◆ To be done ◆
In the listing below, locate the lines that hold "current" and copy them.

◆ Supplied material ◆

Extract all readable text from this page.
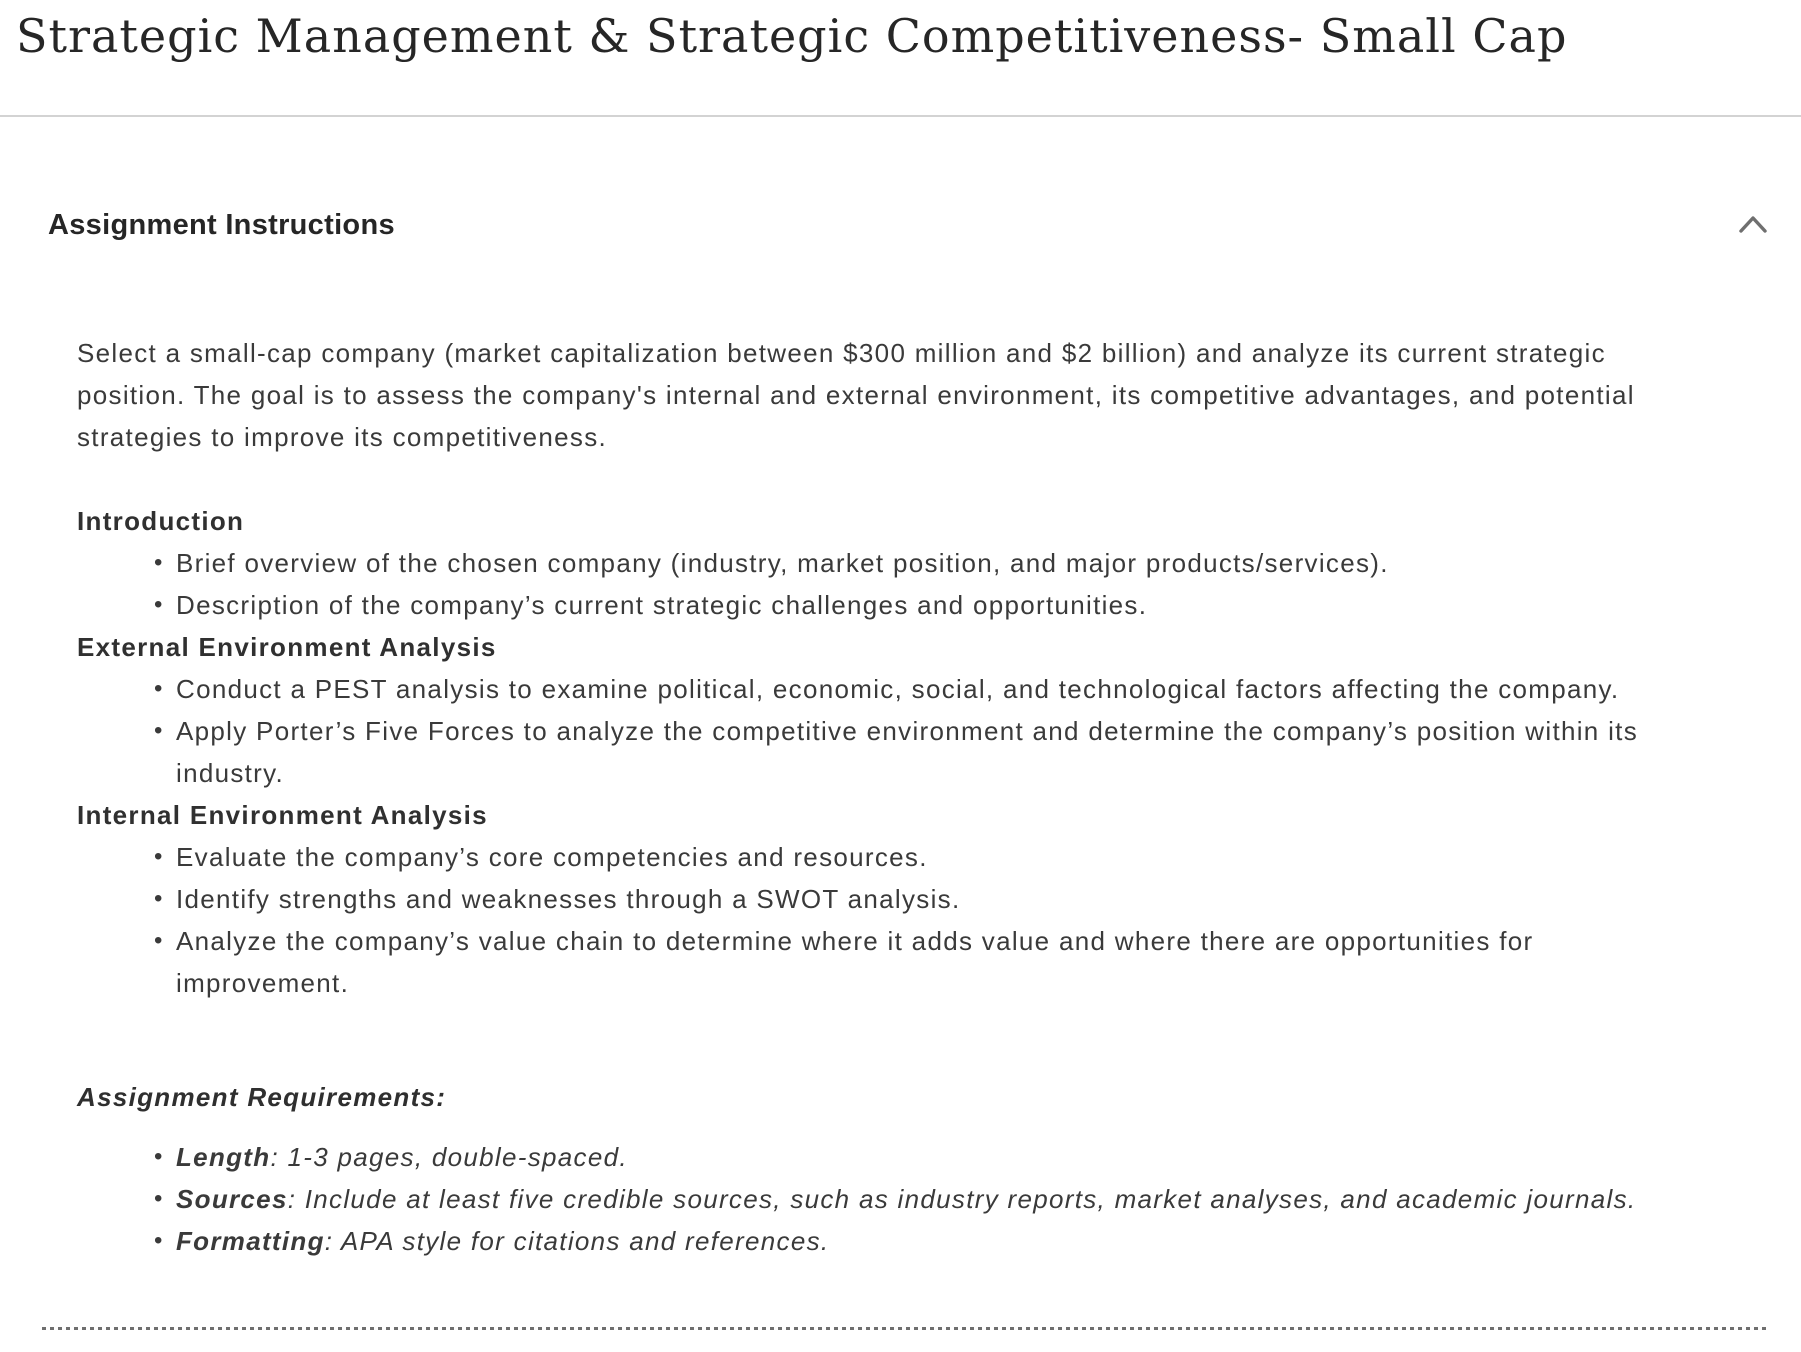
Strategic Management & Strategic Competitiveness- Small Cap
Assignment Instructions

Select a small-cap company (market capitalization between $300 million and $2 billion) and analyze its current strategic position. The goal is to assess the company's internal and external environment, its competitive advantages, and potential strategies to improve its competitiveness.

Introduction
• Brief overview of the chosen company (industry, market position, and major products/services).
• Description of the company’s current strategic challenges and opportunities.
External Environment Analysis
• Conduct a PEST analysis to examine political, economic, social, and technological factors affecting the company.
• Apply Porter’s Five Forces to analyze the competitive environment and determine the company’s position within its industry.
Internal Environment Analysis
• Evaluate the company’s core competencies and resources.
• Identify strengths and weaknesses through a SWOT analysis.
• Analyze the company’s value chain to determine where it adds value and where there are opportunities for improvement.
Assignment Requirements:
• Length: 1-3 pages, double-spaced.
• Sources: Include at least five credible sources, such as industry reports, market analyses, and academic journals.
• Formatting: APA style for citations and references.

◆ Complete answer ◆
Select a small-cap company (market capitalization between $300 million and $2 billion) and analyze its current strategic position. The goal is to assess the company's internal and external environment, its competitive advantages, and potential strategies to improve its competitiveness.
• Description of the company’s current strategic challenges and opportunities.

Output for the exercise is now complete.